* YOUR TASK
Turn the lines into a Markdown table with the columns Row and Text, starting at the line that has "bearish-candle[interactable]: [363, 257, 370, 305]" and stopping after the line that has "bearish-candle[interactable]: [494, 286, 501, 305]". Number each line in Row and skip any blank lines.

* RECORD EXTRACTS
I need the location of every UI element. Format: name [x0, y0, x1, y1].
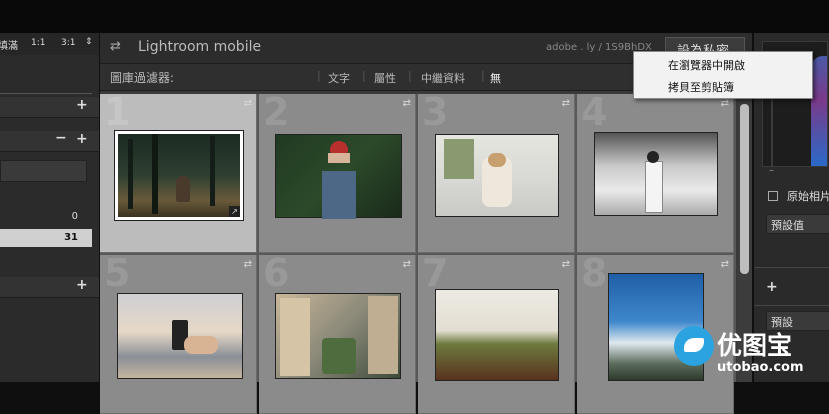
thumbnail-subway-girl[interactable] [594, 132, 718, 216]
grid-cell-7[interactable]: 7 ⇄ [418, 251, 575, 414]
grid-cell-4[interactable]: 4 ⇄ [577, 90, 734, 253]
cell-number: 4 [581, 90, 608, 134]
add-plus-icon-c[interactable]: + [76, 277, 88, 293]
panel-header-b[interactable]: − + [0, 130, 99, 152]
photo-grid: 1 ⇄ ↗ 2 ⇄ 3 ⇄ 4 ⇄ 5 ⇄ 6 ⇄ 7 ⇄ 8 ⇄ [100, 90, 736, 414]
menu-copy-to-clipboard[interactable]: 拷貝至剪貼簿 [668, 79, 734, 95]
add-plus-icon-b[interactable]: + [76, 131, 88, 147]
cell-number: 6 [263, 251, 290, 295]
context-menu: 在瀏覽器中開啟 拷貝至剪貼簿 [633, 51, 813, 99]
thumbnail-forest-girl[interactable]: ↗ [114, 130, 244, 221]
grid-cell-5[interactable]: 5 ⇄ [100, 251, 257, 414]
separator: | [481, 69, 485, 82]
rotate-icon[interactable]: ⇄ [244, 98, 252, 109]
add-plus-icon-right[interactable]: + [766, 279, 778, 295]
count-b: 31 [64, 232, 78, 243]
separator: | [317, 69, 321, 82]
divider [0, 93, 92, 94]
zoom-fill-label[interactable]: 填滿 [0, 37, 18, 52]
original-photo-label: 原始相片 [787, 190, 829, 203]
separator: | [408, 69, 412, 82]
rotate-icon[interactable]: ⇄ [562, 98, 570, 109]
thumbnail-rooftop-feet[interactable] [275, 293, 401, 379]
lightroom-mobile-title: Lightroom mobile [138, 39, 262, 55]
zoom-1-1-label[interactable]: 1:1 [31, 38, 45, 48]
rotate-icon[interactable]: ⇄ [244, 259, 252, 270]
rotate-icon[interactable]: ⇄ [403, 98, 411, 109]
preset-value-label: 預設值 [771, 219, 804, 232]
panel-header-a[interactable]: + [0, 97, 99, 118]
filter-attribute[interactable]: 屬性 [374, 70, 396, 86]
filter-text[interactable]: 文字 [328, 70, 350, 86]
cell-number: 5 [104, 251, 131, 295]
left-panel: 填滿 1:1 3:1 ⇕ + − + 0 31 + [0, 33, 100, 382]
cell-number: 3 [422, 90, 449, 134]
rotate-icon[interactable]: ⇄ [403, 259, 411, 270]
watermark-url: utobao.com [717, 360, 804, 375]
panel-header-c[interactable]: + [0, 277, 99, 298]
separator: | [362, 69, 366, 82]
grid-cell-3[interactable]: 3 ⇄ [418, 90, 575, 253]
cell-number: 2 [263, 90, 290, 134]
collapse-minus-icon[interactable]: − [55, 130, 67, 146]
zoom-row: 填滿 1:1 3:1 ⇕ [0, 33, 99, 55]
zoom-stepper-icon[interactable]: ⇕ [85, 37, 93, 47]
filter-none[interactable]: 無 [490, 70, 501, 86]
thumbnail-camera-girl[interactable] [275, 134, 402, 219]
search-input[interactable] [0, 160, 87, 182]
rotate-icon[interactable]: ⇄ [562, 259, 570, 270]
menu-open-in-browser[interactable]: 在瀏覽器中開啟 [668, 57, 745, 73]
filter-metadata[interactable]: 中繼資料 [421, 70, 465, 86]
preset-value-select[interactable]: 預設值 [766, 214, 829, 234]
cell-number: 1 [104, 90, 131, 134]
count-a: 0 [71, 211, 78, 222]
sync-arrows-icon[interactable]: ⇄ [110, 39, 121, 54]
grid-cell-2[interactable]: 2 ⇄ [259, 90, 416, 253]
library-filter-label: 圖庫過濾器: [110, 71, 175, 85]
edited-badge-icon: ↗ [229, 206, 240, 217]
grid-cell-6[interactable]: 6 ⇄ [259, 251, 416, 414]
zoom-3-1-label[interactable]: 3:1 [61, 38, 75, 48]
thumbnail-field[interactable] [435, 289, 559, 381]
watermark-bird-logo-icon [674, 326, 714, 366]
top-strip: 填滿 1:1 3:1 [0, 0, 829, 53]
add-plus-icon[interactable]: + [76, 97, 88, 113]
grid-cell-1[interactable]: 1 ⇄ ↗ [100, 90, 257, 253]
scrollbar-thumb[interactable] [740, 104, 749, 274]
divider [754, 267, 829, 268]
rotate-icon[interactable]: ⇄ [721, 98, 729, 109]
dash: – [769, 165, 774, 176]
list-item-b-selected[interactable]: 31 [0, 229, 92, 247]
cell-number: 8 [581, 251, 608, 295]
list-item-a[interactable]: 0 [0, 208, 92, 226]
watermark-brand: 优图宝 [717, 331, 793, 360]
original-photo-checkbox[interactable] [768, 191, 778, 201]
rotate-icon[interactable]: ⇄ [721, 259, 729, 270]
thumbnail-phone-beach[interactable] [117, 293, 243, 379]
thumbnail-street-girls[interactable] [435, 134, 559, 217]
divider [754, 305, 829, 306]
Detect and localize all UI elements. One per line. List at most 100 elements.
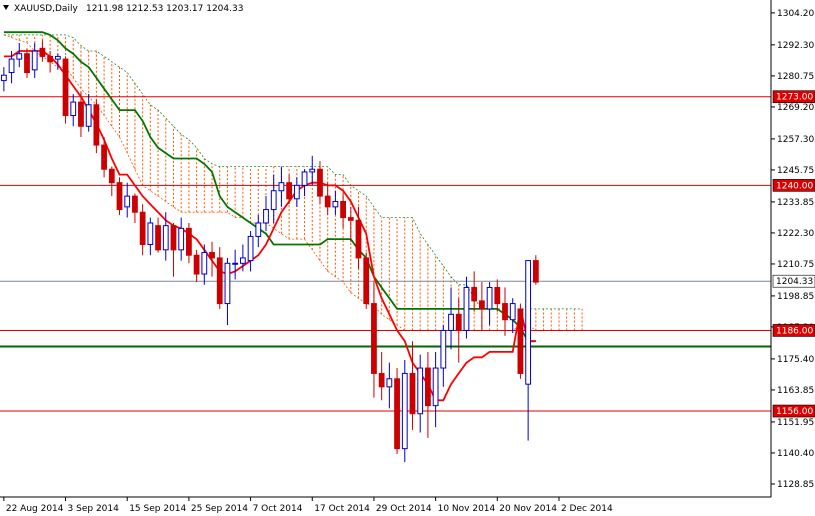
bearish-candle[interactable]: [363, 257, 370, 305]
price-tick-label: 1257.30: [777, 135, 814, 145]
level-price-label: 1273.00: [776, 93, 813, 103]
bearish-candle[interactable]: [478, 300, 485, 310]
bullish-candle[interactable]: [332, 200, 339, 208]
price-tick-label: 1245.75: [777, 166, 814, 176]
price-tick-label: 1198.85: [777, 292, 814, 302]
bullish-candle[interactable]: [432, 367, 439, 407]
bearish-candle[interactable]: [101, 144, 107, 170]
bullish-candle[interactable]: [255, 222, 262, 237]
bullish-candle[interactable]: [0, 74, 7, 82]
price-tick-label: 1175.40: [777, 355, 814, 365]
bearish-candle[interactable]: [347, 217, 354, 221]
price-tick-label: 1140.40: [777, 449, 814, 459]
bullish-candle[interactable]: [278, 182, 285, 192]
chart-ohlc: 1211.98 1212.53 1203.17 1204.33: [86, 4, 243, 14]
price-tick-label: 1128.85: [777, 480, 814, 490]
bearish-candle[interactable]: [139, 211, 146, 245]
time-tick-label: 17 Oct 2014: [314, 504, 370, 514]
bearish-candle[interactable]: [24, 53, 30, 74]
time-tick-label: 29 Oct 2014: [376, 504, 432, 514]
bullish-candle[interactable]: [70, 101, 77, 117]
bullish-candle[interactable]: [178, 227, 185, 251]
bearish-candle[interactable]: [455, 313, 462, 331]
level-price-label: 1156.00: [776, 407, 813, 417]
bullish-candle[interactable]: [8, 58, 15, 74]
bearish-candle[interactable]: [494, 286, 501, 305]
bearish-candle[interactable]: [170, 225, 177, 251]
bearish-candle[interactable]: [116, 182, 123, 211]
bearish-candle[interactable]: [371, 303, 377, 374]
time-tick-label: 22 Aug 2014: [6, 504, 64, 514]
bearish-candle[interactable]: [39, 47, 46, 57]
bearish-candle[interactable]: [286, 182, 293, 200]
time-tick-label: 25 Sep 2014: [191, 504, 248, 514]
bearish-candle[interactable]: [47, 55, 54, 63]
bullish-candle[interactable]: [31, 50, 38, 71]
level-price-label: 1186.00: [776, 326, 813, 336]
bearish-candle[interactable]: [324, 195, 331, 208]
bullish-candle[interactable]: [440, 329, 447, 369]
time-tick-label: 2 Dec 2014: [561, 504, 613, 514]
bullish-candle[interactable]: [509, 303, 516, 321]
bearish-candle[interactable]: [471, 286, 478, 302]
bullish-candle[interactable]: [417, 367, 424, 415]
bearish-candle[interactable]: [132, 195, 138, 213]
price-tick-label: 1280.75: [777, 72, 814, 82]
bearish-candle[interactable]: [155, 225, 161, 251]
bullish-candle[interactable]: [224, 262, 231, 305]
bearish-candle[interactable]: [209, 252, 215, 259]
bearish-candle[interactable]: [93, 104, 100, 146]
bearish-candle[interactable]: [216, 257, 223, 305]
bullish-candle[interactable]: [309, 168, 316, 173]
time-tick-label: 3 Sep 2014: [68, 504, 120, 514]
bearish-candle[interactable]: [317, 168, 323, 197]
bullish-candle[interactable]: [463, 286, 470, 331]
bullish-candle[interactable]: [162, 225, 169, 251]
bearish-candle[interactable]: [62, 58, 69, 117]
bearish-candle[interactable]: [108, 168, 115, 184]
bearish-candle[interactable]: [532, 260, 539, 283]
level-price-label: 1240.00: [776, 181, 813, 191]
time-tick-label: 7 Oct 2014: [253, 504, 303, 514]
bullish-candle[interactable]: [486, 286, 493, 310]
bearish-candle[interactable]: [517, 308, 524, 374]
bullish-candle[interactable]: [85, 104, 92, 127]
current-price-label: 1204.33: [776, 277, 813, 287]
time-tick-label: 15 Sep 2014: [129, 504, 186, 514]
bearish-candle[interactable]: [193, 254, 200, 275]
price-chart[interactable]: 1304.20 1292.30 1280.75 1269.20 1257.30 1245.…: [0, 0, 815, 516]
bearish-candle[interactable]: [378, 372, 385, 388]
bearish-candle[interactable]: [425, 367, 431, 407]
bearish-candle[interactable]: [409, 372, 416, 415]
price-tick-label: 1163.85: [777, 386, 814, 396]
time-tick-label: 10 Nov 2014: [438, 504, 496, 514]
bearish-candle[interactable]: [394, 378, 400, 450]
price-tick-label: 1210.75: [777, 260, 814, 270]
bearish-candle[interactable]: [78, 101, 84, 127]
bullish-candle[interactable]: [16, 53, 23, 60]
bullish-candle[interactable]: [386, 378, 393, 388]
bullish-candle[interactable]: [201, 252, 208, 275]
chart-symbol: XAUUSD,Daily: [14, 4, 78, 14]
bullish-candle[interactable]: [525, 260, 532, 385]
bearish-candle[interactable]: [340, 200, 346, 219]
price-tick-label: 1269.20: [777, 103, 814, 113]
price-tick-label: 1151.95: [777, 418, 814, 428]
bullish-candle[interactable]: [293, 184, 300, 200]
bullish-candle[interactable]: [147, 222, 154, 245]
bullish-candle[interactable]: [247, 235, 254, 262]
bullish-candle[interactable]: [448, 313, 454, 331]
price-tick-label: 1233.85: [777, 198, 814, 208]
bullish-candle[interactable]: [232, 262, 239, 265]
bearish-candle[interactable]: [186, 227, 192, 256]
bearish-candle[interactable]: [502, 303, 508, 321]
bullish-candle[interactable]: [401, 372, 408, 450]
bearish-candle[interactable]: [355, 219, 362, 259]
bullish-candle[interactable]: [239, 257, 246, 264]
bullish-candle[interactable]: [124, 195, 131, 208]
time-tick-label: 20 Nov 2014: [499, 504, 557, 514]
bullish-candle[interactable]: [301, 171, 308, 186]
bullish-candle[interactable]: [270, 190, 277, 211]
bullish-candle[interactable]: [54, 55, 61, 60]
bullish-candle[interactable]: [263, 209, 269, 224]
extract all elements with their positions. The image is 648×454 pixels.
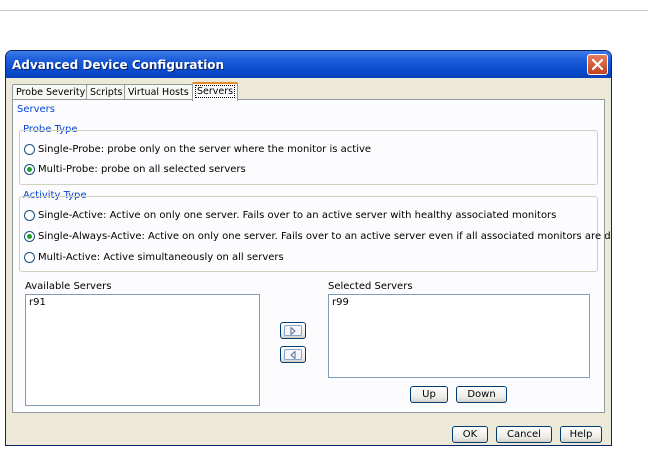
radio-single-probe[interactable]: Single-Probe: probe only on the server w… <box>24 144 371 155</box>
radio-multi-probe[interactable]: Multi-Probe: probe on all selected serve… <box>24 164 246 175</box>
tab-servers[interactable]: Servers <box>192 82 239 101</box>
available-servers-list[interactable]: r91 <box>25 294 260 406</box>
up-button[interactable]: Up <box>410 386 448 403</box>
radio-button[interactable] <box>24 252 35 263</box>
tab-virtual-hosts[interactable]: Virtual Hosts <box>124 84 193 100</box>
radio-single-active[interactable]: Single-Active: Active on only one server… <box>24 210 556 221</box>
probe-type-group <box>19 130 598 185</box>
arrow-right-icon <box>290 326 296 335</box>
cancel-button[interactable]: Cancel <box>496 426 552 443</box>
ok-button[interactable]: OK <box>452 426 488 443</box>
available-servers-label: Available Servers <box>25 281 112 292</box>
selected-servers-list[interactable]: r99 <box>328 294 590 378</box>
tab-probe-severity[interactable]: Probe Severity <box>12 84 90 100</box>
list-item[interactable]: r91 <box>29 297 256 308</box>
selected-servers-label: Selected Servers <box>328 281 413 292</box>
tab-servers-label: Servers <box>194 85 236 98</box>
down-button[interactable]: Down <box>456 386 507 403</box>
tab-scripts[interactable]: Scripts <box>86 84 127 100</box>
servers-panel: Servers Probe Type Single-Probe: probe o… <box>12 99 611 413</box>
radio-label: Multi-Probe: probe on all selected serve… <box>38 164 246 175</box>
radio-button[interactable] <box>24 210 35 221</box>
radio-label: Single-Always-Active: Active on only one… <box>38 231 612 242</box>
dialog-title: Advanced Device Configuration <box>12 58 225 72</box>
radio-button[interactable] <box>24 144 35 155</box>
arrow-left-icon <box>290 350 296 359</box>
help-button[interactable]: Help <box>560 426 602 443</box>
radio-label: Single-Probe: probe only on the server w… <box>38 144 372 155</box>
radio-label: Multi-Active: Active simultaneously on a… <box>38 252 284 263</box>
advanced-device-configuration-dialog: Advanced Device Configuration Probe Seve… <box>5 50 612 446</box>
radio-button-selected[interactable] <box>24 231 35 242</box>
top-divider <box>0 10 648 11</box>
move-right-button[interactable] <box>280 322 306 339</box>
radio-multi-active[interactable]: Multi-Active: Active simultaneously on a… <box>24 252 284 263</box>
radio-label: Single-Active: Active on only one server… <box>38 210 557 221</box>
list-item[interactable]: r99 <box>332 297 586 308</box>
close-button[interactable] <box>587 54 608 75</box>
radio-single-always-active[interactable]: Single-Always-Active: Active on only one… <box>24 231 612 242</box>
close-icon <box>592 59 603 70</box>
radio-button-selected[interactable] <box>24 164 35 175</box>
move-left-button[interactable] <box>280 346 306 363</box>
servers-section-title: Servers <box>17 104 56 115</box>
title-bar[interactable]: Advanced Device Configuration <box>6 51 611 78</box>
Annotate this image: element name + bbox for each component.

* RIGHT ANSWER
| Row | Text |
|---|---|
| 1 | bearish-candle[interactable]: [363, 257, 370, 305] |
| 2 | price-tick-label: 1257.30: [777, 135, 814, 145] |
| 3 | level-price-label: 1273.00: [776, 93, 813, 103] |
| 4 | bearish-candle[interactable]: [478, 300, 485, 310] |
| 5 | bullish-candle[interactable]: [332, 200, 339, 208] |
| 6 | price-tick-label: 1245.75: [777, 166, 814, 176] |
| 7 | price-tick-label: 1198.85: [777, 292, 814, 302] |
| 8 | bullish-candle[interactable]: [432, 367, 439, 407] |
| 9 | bearish-candle[interactable]: [101, 144, 107, 170] |
| 10 | bullish-candle[interactable]: [255, 222, 262, 237] |
| 11 | bullish-candle[interactable]: [0, 74, 7, 82] |
| 12 | price-tick-label: 1175.40: [777, 355, 814, 365] |
| 13 | bearish-candle[interactable]: [347, 217, 354, 221] |
| 14 | price-tick-label: 1140.40: [777, 449, 814, 459] |
| 15 | bullish-candle[interactable]: [278, 182, 285, 192] |
| 16 | chart-ohlc: 1211.98 1212.53 1203.17 1204.33: [86, 4, 243, 14] |
| 17 | price-tick-label: 1128.85: [777, 480, 814, 490] |
| 18 | bearish-candle[interactable]: [139, 211, 146, 245] |
| 19 | time-tick-label: 17 Oct 2014: [314, 504, 370, 514] |
| 20 | bearish-candle[interactable]: [24, 53, 30, 74] |
| 21 | time-tick-label: 29 Oct 2014: [376, 504, 432, 514] |
| 22 | bullish-candle[interactable]: [70, 101, 77, 117] |
| 23 | bullish-candle[interactable]: [178, 227, 185, 251] |
| 24 | bearish-candle[interactable]: [455, 313, 462, 331] |
| 25 | level-price-label: 1156.00: [776, 407, 813, 417] |
| 26 | bullish-candle[interactable]: [8, 58, 15, 74] |
| 27 | bearish-candle[interactable]: [494, 286, 501, 305] |